__Directive__
List all lines of the data containing the word "provided".

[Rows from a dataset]
╔══

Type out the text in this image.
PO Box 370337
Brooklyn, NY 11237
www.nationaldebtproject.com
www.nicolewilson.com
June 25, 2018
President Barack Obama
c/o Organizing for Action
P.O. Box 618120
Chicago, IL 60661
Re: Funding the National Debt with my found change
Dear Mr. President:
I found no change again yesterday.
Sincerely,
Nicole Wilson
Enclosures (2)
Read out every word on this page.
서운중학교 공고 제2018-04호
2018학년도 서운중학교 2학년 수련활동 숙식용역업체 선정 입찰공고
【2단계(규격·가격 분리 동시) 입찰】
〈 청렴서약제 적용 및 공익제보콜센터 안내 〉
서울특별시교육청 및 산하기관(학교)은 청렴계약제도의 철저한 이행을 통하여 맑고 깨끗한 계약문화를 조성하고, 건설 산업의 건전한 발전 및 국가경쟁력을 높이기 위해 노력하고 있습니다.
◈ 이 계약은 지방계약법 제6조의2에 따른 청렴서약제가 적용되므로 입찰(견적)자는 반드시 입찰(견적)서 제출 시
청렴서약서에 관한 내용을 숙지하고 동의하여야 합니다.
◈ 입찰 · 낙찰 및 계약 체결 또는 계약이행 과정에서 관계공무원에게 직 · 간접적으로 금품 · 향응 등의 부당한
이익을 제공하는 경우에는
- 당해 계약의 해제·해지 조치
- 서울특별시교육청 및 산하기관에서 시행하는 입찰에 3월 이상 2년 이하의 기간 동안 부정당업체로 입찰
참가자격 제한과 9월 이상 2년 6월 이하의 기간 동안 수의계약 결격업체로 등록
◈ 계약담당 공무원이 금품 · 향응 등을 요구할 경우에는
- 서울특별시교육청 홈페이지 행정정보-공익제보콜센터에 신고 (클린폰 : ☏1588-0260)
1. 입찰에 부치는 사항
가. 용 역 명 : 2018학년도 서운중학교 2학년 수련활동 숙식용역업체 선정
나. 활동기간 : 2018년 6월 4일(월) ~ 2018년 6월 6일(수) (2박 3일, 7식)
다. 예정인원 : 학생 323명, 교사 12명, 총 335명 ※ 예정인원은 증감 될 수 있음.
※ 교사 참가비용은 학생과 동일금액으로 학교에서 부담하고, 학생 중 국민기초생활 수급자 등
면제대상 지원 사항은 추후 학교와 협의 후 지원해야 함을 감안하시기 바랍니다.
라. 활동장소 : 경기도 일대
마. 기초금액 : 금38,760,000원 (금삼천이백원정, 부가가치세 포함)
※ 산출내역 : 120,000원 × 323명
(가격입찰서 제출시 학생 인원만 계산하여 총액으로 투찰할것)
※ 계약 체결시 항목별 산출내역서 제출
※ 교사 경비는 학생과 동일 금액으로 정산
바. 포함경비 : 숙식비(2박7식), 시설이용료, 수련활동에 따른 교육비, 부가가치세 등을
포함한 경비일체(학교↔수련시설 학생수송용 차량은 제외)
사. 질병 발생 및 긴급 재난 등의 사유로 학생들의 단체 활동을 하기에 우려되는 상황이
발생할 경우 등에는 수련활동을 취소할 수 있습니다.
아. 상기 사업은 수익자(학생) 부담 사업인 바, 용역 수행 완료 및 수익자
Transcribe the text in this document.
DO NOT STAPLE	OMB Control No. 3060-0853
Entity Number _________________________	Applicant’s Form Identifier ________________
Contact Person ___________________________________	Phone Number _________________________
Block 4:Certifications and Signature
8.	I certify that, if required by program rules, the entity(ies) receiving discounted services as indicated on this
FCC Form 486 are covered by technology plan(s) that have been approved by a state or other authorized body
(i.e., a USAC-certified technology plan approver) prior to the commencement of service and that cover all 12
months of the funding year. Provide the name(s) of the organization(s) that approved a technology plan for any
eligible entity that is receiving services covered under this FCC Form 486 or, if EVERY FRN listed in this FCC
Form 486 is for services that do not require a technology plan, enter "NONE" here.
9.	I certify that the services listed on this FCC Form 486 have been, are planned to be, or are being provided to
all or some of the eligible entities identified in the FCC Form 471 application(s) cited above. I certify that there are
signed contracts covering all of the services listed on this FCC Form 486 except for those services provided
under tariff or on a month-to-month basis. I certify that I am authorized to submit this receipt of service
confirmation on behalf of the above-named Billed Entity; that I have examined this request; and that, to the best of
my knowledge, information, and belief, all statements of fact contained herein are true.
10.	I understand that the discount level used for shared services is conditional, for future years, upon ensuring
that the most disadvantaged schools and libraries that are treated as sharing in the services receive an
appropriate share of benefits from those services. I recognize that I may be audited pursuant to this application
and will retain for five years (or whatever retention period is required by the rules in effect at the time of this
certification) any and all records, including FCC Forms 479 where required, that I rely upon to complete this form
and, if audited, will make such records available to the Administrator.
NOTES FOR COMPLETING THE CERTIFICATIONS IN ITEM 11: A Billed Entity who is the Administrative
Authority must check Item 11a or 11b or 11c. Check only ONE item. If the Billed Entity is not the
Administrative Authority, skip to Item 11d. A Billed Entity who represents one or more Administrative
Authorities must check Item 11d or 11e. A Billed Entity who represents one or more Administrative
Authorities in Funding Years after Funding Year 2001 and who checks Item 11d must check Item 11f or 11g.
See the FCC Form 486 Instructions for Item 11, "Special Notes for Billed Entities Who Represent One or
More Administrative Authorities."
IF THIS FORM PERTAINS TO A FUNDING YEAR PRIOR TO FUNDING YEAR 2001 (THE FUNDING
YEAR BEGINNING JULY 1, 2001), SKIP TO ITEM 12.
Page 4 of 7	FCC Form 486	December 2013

╚══

__Answer to this exercise__
9.	I certify that the services listed on this FCC Form 486 have been, are planned to be, or are being provided to
signed contracts covering all of the services listed on this FCC Form 486 except for those services provided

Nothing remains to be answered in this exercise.